_Dataset excerpt:_
----------

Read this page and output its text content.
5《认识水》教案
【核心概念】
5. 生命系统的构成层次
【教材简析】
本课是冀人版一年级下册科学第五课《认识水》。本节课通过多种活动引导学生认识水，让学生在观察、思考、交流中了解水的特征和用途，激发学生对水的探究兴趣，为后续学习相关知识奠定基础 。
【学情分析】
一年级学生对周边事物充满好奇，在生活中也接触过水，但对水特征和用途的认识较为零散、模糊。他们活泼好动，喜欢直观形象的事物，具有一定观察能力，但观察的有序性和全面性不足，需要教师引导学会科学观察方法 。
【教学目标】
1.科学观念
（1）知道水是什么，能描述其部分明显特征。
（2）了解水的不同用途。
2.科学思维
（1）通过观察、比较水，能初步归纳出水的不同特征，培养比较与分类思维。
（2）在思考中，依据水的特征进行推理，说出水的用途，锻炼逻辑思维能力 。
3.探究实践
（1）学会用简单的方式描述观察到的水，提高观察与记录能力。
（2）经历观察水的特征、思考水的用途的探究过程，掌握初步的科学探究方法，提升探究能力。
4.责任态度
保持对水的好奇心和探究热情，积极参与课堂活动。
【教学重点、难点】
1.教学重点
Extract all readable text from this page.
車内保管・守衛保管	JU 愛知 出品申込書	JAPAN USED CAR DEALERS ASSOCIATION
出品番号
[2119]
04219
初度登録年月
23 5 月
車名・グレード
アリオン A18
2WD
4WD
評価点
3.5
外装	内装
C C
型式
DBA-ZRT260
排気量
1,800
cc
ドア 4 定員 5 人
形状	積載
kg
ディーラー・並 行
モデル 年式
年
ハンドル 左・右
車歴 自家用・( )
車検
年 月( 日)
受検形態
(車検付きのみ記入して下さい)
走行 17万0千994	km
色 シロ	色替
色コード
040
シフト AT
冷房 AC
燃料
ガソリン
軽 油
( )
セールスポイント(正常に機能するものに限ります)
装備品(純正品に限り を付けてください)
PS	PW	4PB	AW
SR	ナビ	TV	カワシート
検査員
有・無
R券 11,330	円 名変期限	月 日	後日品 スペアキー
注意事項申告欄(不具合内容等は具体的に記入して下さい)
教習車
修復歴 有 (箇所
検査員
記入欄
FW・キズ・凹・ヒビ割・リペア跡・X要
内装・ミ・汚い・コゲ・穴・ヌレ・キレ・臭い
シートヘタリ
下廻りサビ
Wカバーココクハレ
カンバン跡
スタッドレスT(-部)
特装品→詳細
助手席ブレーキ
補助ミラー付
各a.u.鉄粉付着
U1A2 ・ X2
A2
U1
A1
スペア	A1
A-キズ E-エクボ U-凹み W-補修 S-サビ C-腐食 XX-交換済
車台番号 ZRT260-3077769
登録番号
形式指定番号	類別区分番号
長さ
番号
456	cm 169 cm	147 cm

----------

_AIM:_
Output the line holding "Extract all readable text from this page.", then every later line through the end of the records above, exactly as given and nothing else.

_SOLUTION:_
Extract all readable text from this page.
車内保管・守衛保管	JU 愛知 出品申込書	JAPAN USED CAR DEALERS ASSOCIATION
出品番号
[2119]
04219
初度登録年月
23 5 月
車名・グレード
アリオン A18
2WD
4WD
評価点
3.5
外装	内装
C C
型式
DBA-ZRT260
排気量
1,800
cc
ドア 4 定員 5 人
形状	積載
kg
ディーラー・並 行
モデル 年式
年
ハンドル 左・右
車歴 自家用・( )
車検
年 月( 日)
受検形態
(車検付きのみ記入して下さい)
走行 17万0千994	km
色 シロ	色替
色コード
040
シフト AT
冷房 AC
燃料
ガソリン
軽 油
( )
セールスポイント(正常に機能するものに限ります)
装備品(純正品に限り を付けてください)
PS	PW	4PB	AW
SR	ナビ	TV	カワシート
検査員
有・無
R券 11,330	円 名変期限	月 日	後日品 スペアキー
注意事項申告欄(不具合内容等は具体的に記入して下さい)
教習車
修復歴 有 (箇所
検査員
記入欄
FW・キズ・凹・ヒビ割・リペア跡・X要
内装・ミ・汚い・コゲ・穴・ヌレ・キレ・臭い
シートヘタリ
下廻りサビ
Wカバーココクハレ
カンバン跡
スタッドレスT(-部)
特装品→詳細
助手席ブレーキ
補助ミラー付
各a.u.鉄粉付着
U1A2 ・ X2
A2
U1
A1
スペア	A1
A-キズ E-エクボ U-凹み W-補修 S-サビ C-腐食 XX-交換済
車台番号 ZRT260-3077769
登録番号
形式指定番号	類別区分番号
長さ
番号
456	cm 169 cm	147 cm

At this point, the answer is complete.